### YOUR TASK
Records follow. Copy every line with "trace".

Stored records:
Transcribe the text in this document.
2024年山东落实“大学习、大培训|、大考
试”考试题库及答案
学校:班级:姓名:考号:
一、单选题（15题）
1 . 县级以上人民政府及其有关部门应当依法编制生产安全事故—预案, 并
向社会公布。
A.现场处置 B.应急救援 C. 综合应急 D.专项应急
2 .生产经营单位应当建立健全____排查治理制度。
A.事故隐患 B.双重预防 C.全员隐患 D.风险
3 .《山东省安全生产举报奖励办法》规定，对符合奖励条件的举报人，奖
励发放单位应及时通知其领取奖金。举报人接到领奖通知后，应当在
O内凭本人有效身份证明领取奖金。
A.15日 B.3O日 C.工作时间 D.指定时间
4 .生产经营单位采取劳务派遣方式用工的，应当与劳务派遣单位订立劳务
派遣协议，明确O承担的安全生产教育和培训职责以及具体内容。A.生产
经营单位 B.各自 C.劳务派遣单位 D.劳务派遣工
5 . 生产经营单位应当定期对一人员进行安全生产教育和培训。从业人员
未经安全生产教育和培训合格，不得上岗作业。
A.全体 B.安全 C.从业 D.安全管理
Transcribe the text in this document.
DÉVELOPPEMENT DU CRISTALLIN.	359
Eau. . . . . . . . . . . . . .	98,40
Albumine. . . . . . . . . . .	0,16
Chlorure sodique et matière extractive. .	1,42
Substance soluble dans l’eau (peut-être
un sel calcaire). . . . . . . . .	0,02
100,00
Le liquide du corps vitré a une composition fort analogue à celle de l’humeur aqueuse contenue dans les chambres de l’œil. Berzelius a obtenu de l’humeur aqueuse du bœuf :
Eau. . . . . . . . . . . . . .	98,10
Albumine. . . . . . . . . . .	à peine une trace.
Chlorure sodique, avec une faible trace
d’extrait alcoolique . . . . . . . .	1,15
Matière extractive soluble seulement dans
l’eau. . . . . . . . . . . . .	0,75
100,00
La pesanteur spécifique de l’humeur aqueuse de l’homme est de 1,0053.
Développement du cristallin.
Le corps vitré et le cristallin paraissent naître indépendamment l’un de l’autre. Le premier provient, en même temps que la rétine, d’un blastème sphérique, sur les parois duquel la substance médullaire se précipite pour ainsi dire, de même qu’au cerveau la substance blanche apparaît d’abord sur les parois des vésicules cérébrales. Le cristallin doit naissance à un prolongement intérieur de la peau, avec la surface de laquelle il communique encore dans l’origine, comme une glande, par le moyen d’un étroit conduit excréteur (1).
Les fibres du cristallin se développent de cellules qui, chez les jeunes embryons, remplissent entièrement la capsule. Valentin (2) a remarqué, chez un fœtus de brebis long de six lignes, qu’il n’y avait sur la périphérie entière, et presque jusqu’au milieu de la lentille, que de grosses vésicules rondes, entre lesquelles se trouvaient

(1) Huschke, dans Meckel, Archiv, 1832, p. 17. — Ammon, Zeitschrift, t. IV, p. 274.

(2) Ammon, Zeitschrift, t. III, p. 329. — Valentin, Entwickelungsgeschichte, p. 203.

### RESPONSE TO THE TASK
Albumine. . . . . . . . . . .	à peine une trace.
Chlorure sodique, avec une faible trace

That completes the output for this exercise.